- **Exercise**:
Each entry below should be reproduced character for character.

- **Dataset rows**:
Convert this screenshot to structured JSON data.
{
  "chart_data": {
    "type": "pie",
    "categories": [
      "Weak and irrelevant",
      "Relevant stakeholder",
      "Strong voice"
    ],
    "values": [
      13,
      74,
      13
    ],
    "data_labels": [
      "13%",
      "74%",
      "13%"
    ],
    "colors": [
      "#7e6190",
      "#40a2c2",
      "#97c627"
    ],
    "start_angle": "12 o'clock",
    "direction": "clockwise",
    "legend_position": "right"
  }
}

- **Task result**:
Convert this screenshot to structured JSON data.
{
  "chart_data": {
    "type": "pie",
    "categories": [
      "Weak and irrelevant",
      "Relevant stakeholder",
      "Strong voice"
    ],
    "values": [
      13,
      74,
      13
    ],
    "data_labels": [
      "13%",
      "74%",
      "13%"
    ],
    "colors": [
      "#7e6190",
      "#40a2c2",
      "#97c627"
    ],
    "start_angle": "12 o'clock",
    "direction": "clockwise",
    "legend_position": "right"
  }
}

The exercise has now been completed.